**PROBLEM TO SOLVE**
Work out how many lines hold "Girls". Give the number and nothing else.

::: MATERIAL PROVIDED :::

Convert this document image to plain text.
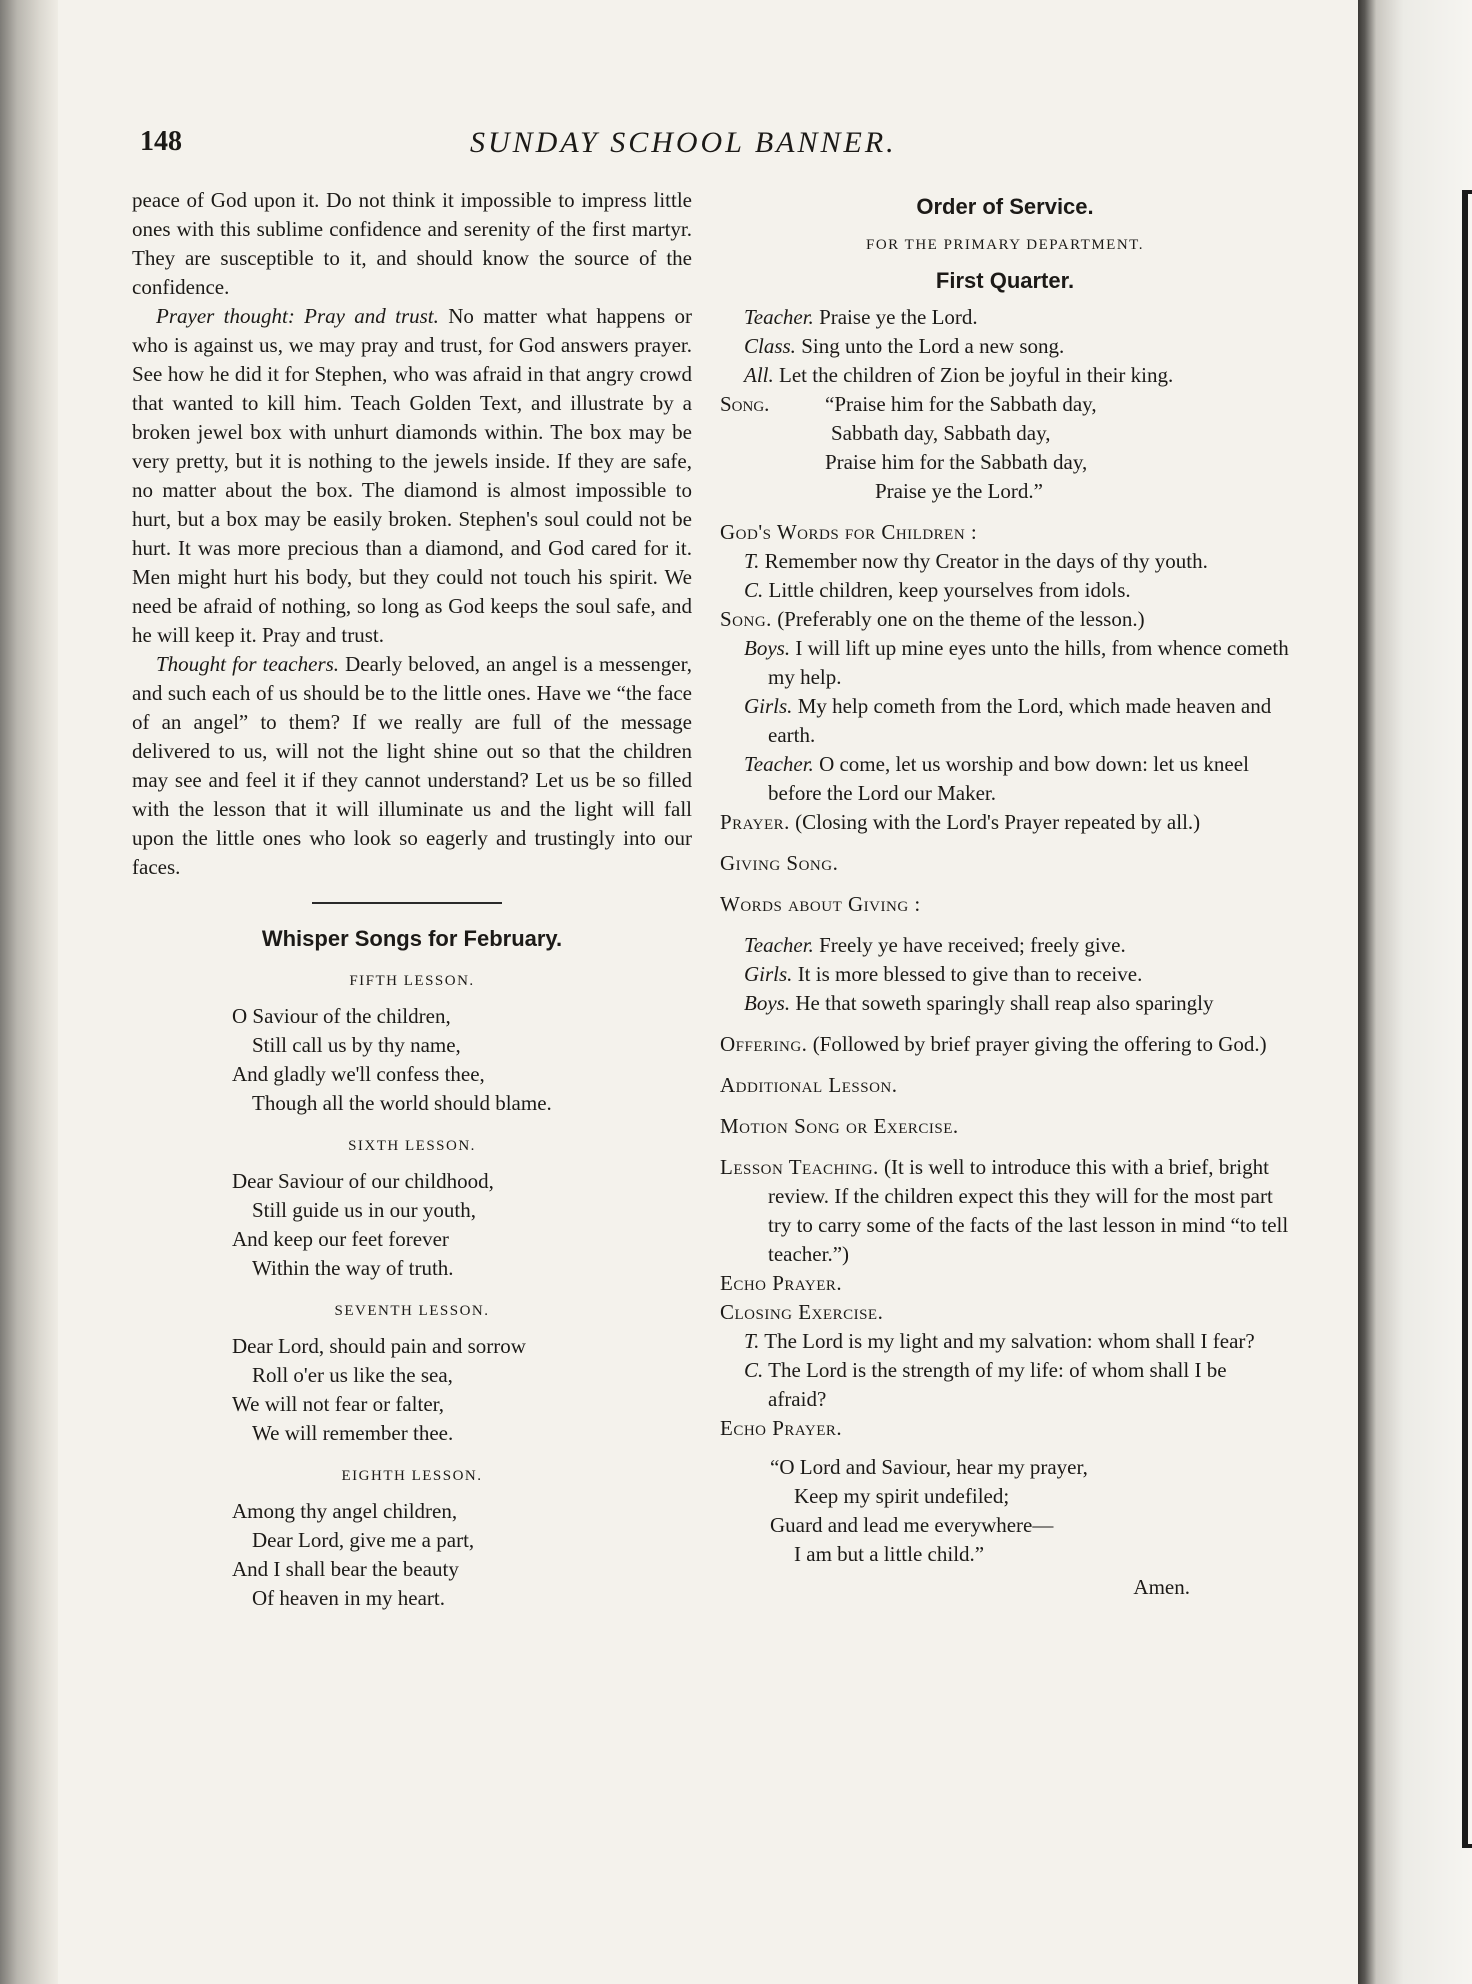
148	SUNDAY SCHOOL BANNER.

peace of God upon it. Do not think it impossible to impress little ones with this sublime confidence and serenity of the first martyr. They are susceptible to it, and should know the source of the confidence.

Prayer thought: Pray and trust. No matter what happens or who is against us, we may pray and trust, for God answers prayer. See how he did it for Stephen, who was afraid in that angry crowd that wanted to kill him. Teach Golden Text, and illustrate by a broken jewel box with unhurt diamonds within. The box may be very pretty, but it is nothing to the jewels inside. If they are safe, no matter about the box. The diamond is almost impossible to hurt, but a box may be easily broken. Stephen's soul could not be hurt. It was more precious than a diamond, and God cared for it. Men might hurt his body, but they could not touch his spirit. We need be afraid of nothing, so long as God keeps the soul safe, and he will keep it. Pray and trust.

Thought for teachers. Dearly beloved, an angel is a messenger, and such each of us should be to the little ones. Have we “the face of an angel” to them? If we really are full of the message delivered to us, will not the light shine out so that the children may see and feel it if they cannot understand? Let us be so filled with the lesson that it will illuminate us and the light will fall upon the little ones who look so eagerly and trustingly into our faces.

Whisper Songs for February.
FIFTH LESSON.
O Saviour of the children,
Still call us by thy name,
And gladly we'll confess thee,
Though all the world should blame.
SIXTH LESSON.
Dear Saviour of our childhood,
Still guide us in our youth,
And keep our feet forever
Within the way of truth.
SEVENTH LESSON.
Dear Lord, should pain and sorrow
Roll o'er us like the sea,
We will not fear or falter,
We will remember thee.
EIGHTH LESSON.
Among thy angel children,
Dear Lord, give me a part,
And I shall bear the beauty
Of heaven in my heart.
Order of Service.
FOR THE PRIMARY DEPARTMENT.
First Quarter.

Teacher. Praise ye the Lord.

Class. Sing unto the Lord a new song.

All. Let the children of Zion be joyful in their king.

Song.	“Praise him for the Sabbath day,
Sabbath day, Sabbath day,
Praise him for the Sabbath day,
Praise ye the Lord.”

God's Words for Children :

T. Remember now thy Creator in the days of thy youth.

C. Little children, keep yourselves from idols.

Song. (Preferably one on the theme of the lesson.)

Boys. I will lift up mine eyes unto the hills, from whence cometh my help.

Girls. My help cometh from the Lord, which made heaven and earth.

Teacher. O come, let us worship and bow down: let us kneel before the Lord our Maker.

Prayer. (Closing with the Lord's Prayer repeated by all.)

Giving Song.

Words about Giving :

Teacher. Freely ye have received; freely give.

Girls. It is more blessed to give than to receive.

Boys. He that soweth sparingly shall reap also sparingly

Offering. (Followed by brief prayer giving the offering to God.)

Additional Lesson.

Motion Song or Exercise.

Lesson Teaching. (It is well to introduce this with a brief, bright review. If the children expect this they will for the most part try to carry some of the facts of the last lesson in mind “to tell teacher.”)

Echo Prayer.

Closing Exercise.

T. The Lord is my light and my salvation: whom shall I fear?

C. The Lord is the strength of my life: of whom shall I be afraid?

Echo Prayer.

“O Lord and Saviour, hear my prayer,
Keep my spirit undefiled;
Guard and lead me everywhere—
I am but a little child.”
Amen.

:::

**EXPECTED ANSWER**
2